*** AVAILABLE RECORDS

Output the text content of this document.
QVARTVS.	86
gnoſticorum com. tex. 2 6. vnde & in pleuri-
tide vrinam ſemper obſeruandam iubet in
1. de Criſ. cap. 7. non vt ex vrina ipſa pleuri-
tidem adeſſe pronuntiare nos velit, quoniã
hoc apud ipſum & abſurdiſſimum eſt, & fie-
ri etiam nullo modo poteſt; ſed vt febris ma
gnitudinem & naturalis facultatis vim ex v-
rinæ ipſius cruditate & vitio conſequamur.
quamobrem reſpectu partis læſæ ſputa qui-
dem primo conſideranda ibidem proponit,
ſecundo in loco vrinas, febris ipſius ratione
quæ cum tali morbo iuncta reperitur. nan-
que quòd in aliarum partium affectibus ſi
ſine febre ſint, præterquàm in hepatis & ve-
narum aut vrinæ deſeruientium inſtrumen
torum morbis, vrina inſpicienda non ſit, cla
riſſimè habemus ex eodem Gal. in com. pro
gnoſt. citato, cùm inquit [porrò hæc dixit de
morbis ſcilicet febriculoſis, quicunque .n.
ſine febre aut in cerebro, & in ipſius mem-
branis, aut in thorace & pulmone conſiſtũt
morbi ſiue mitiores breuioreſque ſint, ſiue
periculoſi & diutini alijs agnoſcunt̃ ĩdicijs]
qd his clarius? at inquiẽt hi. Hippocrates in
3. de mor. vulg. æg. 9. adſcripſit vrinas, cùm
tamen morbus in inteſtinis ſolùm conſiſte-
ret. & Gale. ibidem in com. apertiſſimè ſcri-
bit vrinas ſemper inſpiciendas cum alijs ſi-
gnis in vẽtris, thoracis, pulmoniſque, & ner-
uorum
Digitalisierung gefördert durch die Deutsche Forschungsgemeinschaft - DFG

******

| INSTRUCTION |
List every line above that contains the word "ipſius".

| EXERCISE OUTPUT |
rinæ ipſius cruditate & vitio conſequamur.
ſecundo in loco vrinas, febris ipſius ratione
ſine febre aut in cerebro, & in ipſius mem-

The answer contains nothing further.